> Written request: Gather each line of the entries below that includes "чрезвычайных".

● ● ● ● ●

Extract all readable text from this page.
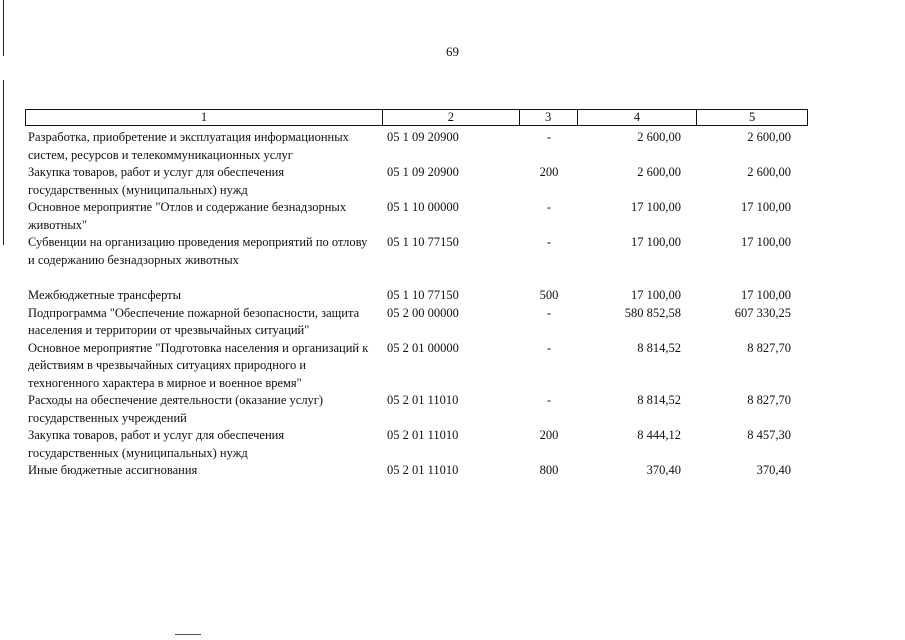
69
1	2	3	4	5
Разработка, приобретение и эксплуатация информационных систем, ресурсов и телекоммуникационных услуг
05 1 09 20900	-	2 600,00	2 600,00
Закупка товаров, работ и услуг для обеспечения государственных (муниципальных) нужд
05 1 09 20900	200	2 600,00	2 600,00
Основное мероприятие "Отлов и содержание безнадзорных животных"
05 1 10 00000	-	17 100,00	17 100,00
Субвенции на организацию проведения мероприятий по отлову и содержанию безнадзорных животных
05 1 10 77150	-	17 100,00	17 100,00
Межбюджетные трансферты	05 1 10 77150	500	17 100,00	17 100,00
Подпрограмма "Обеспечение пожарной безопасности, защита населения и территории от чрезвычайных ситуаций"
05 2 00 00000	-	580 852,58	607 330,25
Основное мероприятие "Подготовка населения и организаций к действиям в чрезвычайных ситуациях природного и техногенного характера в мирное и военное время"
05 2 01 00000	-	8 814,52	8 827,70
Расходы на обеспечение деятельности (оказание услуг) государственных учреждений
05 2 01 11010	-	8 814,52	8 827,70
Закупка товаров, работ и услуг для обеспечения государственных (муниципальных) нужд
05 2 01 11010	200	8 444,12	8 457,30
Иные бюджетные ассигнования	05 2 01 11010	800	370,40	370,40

● ● ● ● ●

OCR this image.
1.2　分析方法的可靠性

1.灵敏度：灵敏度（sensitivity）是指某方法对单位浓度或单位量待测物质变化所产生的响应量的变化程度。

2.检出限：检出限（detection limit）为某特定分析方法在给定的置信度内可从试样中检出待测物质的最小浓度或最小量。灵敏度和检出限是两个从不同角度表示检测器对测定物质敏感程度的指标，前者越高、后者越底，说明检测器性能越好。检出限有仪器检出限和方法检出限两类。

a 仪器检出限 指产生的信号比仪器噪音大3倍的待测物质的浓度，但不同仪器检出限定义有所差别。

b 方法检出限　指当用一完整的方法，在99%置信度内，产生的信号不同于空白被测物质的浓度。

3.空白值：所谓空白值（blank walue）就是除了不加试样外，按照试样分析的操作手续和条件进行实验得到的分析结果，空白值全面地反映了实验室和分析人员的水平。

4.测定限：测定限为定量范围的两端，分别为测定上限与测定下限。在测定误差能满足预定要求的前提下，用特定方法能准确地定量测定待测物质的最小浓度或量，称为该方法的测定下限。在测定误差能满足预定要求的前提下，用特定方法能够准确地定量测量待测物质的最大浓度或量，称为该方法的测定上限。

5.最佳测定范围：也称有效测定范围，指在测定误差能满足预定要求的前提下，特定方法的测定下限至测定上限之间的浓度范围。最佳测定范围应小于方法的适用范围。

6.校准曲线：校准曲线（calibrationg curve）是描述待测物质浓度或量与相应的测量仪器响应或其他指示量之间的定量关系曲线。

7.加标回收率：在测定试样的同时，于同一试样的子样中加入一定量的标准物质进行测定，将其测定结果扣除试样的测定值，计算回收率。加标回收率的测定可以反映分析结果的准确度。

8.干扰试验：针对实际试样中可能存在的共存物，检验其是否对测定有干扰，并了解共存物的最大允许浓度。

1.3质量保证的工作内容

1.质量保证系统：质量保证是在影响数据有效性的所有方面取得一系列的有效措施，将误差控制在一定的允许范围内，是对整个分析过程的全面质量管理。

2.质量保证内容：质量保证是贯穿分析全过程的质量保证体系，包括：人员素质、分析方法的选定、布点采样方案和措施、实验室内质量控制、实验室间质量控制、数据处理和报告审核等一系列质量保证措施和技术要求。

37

● ● ● ● ●

> Task result:
Подпрограмма "Обеспечение пожарной безопасности, защита населения и территории от чрезвычайных ситуаций"
Основное мероприятие "Подготовка населения и организаций к действиям в чрезвычайных ситуациях природного и техногенного характера в мирное и военное время"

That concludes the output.